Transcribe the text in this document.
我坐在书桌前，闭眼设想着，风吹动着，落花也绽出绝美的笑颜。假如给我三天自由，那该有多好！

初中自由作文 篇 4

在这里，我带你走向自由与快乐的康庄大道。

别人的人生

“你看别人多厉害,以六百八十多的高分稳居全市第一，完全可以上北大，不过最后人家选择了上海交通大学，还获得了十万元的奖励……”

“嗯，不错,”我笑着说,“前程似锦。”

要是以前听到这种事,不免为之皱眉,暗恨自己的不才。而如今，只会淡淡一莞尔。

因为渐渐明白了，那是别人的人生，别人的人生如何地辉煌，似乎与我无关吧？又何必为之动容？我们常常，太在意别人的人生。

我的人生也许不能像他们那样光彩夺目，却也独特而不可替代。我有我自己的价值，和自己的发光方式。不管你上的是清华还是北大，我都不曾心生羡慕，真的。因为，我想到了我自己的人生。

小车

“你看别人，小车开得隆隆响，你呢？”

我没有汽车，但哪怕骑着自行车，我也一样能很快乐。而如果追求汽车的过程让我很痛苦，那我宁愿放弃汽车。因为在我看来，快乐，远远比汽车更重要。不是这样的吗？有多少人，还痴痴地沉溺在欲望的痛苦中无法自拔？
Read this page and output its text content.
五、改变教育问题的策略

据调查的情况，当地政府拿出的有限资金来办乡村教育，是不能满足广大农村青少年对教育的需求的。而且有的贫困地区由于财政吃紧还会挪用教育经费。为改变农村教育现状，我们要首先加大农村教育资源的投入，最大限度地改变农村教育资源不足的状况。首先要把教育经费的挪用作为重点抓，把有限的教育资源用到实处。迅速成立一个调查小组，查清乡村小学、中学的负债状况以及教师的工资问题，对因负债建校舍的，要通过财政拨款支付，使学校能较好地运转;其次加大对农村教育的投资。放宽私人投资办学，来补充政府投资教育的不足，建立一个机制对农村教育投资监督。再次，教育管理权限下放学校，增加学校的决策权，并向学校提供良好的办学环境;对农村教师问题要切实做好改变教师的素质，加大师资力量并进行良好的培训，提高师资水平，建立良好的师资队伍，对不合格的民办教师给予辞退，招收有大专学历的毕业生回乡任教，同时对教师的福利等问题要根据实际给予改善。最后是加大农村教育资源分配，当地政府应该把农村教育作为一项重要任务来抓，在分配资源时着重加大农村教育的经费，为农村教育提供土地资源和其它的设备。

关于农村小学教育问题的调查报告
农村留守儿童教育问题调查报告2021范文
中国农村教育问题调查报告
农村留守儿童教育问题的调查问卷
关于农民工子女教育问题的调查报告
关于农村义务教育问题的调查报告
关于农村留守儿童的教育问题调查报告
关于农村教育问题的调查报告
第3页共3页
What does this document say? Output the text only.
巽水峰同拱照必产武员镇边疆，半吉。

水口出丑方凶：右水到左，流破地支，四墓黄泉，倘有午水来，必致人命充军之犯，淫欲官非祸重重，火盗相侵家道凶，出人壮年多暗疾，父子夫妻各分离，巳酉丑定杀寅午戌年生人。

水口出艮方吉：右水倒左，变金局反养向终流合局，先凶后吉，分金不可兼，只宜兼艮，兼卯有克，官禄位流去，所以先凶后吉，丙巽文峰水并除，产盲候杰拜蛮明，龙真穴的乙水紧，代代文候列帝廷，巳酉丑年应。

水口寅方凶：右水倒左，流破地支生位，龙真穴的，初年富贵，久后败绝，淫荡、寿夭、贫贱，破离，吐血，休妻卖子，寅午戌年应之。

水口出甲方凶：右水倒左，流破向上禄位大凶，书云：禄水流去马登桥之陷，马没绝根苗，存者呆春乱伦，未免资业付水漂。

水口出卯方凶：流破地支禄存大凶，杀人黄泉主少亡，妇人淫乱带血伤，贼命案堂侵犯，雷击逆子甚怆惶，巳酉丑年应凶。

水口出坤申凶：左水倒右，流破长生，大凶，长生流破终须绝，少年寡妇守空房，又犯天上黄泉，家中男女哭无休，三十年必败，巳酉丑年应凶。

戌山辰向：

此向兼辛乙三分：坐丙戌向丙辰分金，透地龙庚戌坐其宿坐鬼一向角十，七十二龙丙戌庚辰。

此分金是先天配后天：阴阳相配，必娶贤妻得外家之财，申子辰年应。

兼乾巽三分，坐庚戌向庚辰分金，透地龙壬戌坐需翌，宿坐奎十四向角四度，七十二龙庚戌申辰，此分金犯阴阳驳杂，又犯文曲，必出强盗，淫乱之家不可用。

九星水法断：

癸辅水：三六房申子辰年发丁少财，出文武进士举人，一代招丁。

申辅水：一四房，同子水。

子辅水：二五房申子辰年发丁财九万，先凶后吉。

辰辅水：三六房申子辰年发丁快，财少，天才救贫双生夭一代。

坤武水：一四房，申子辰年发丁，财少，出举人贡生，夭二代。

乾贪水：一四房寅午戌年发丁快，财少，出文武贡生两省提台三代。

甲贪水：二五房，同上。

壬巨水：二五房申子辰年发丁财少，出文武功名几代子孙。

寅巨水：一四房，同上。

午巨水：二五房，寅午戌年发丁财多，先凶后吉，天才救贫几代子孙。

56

....

- _Work to complete_: Find the word "巳酉丑年应凶" in the records and pull out each line that has it.

- _Response to the task_:
水口出卯方凶：流破地支禄存大凶，杀人黄泉主少亡，妇人淫乱带血伤，贼命案堂侵犯，雷击逆子甚怆惶，巳酉丑年应凶。
水口出坤申凶：左水倒右，流破长生，大凶，长生流破终须绝，少年寡妇守空房，又犯天上黄泉，家中男女哭无休，三十年必败，巳酉丑年应凶。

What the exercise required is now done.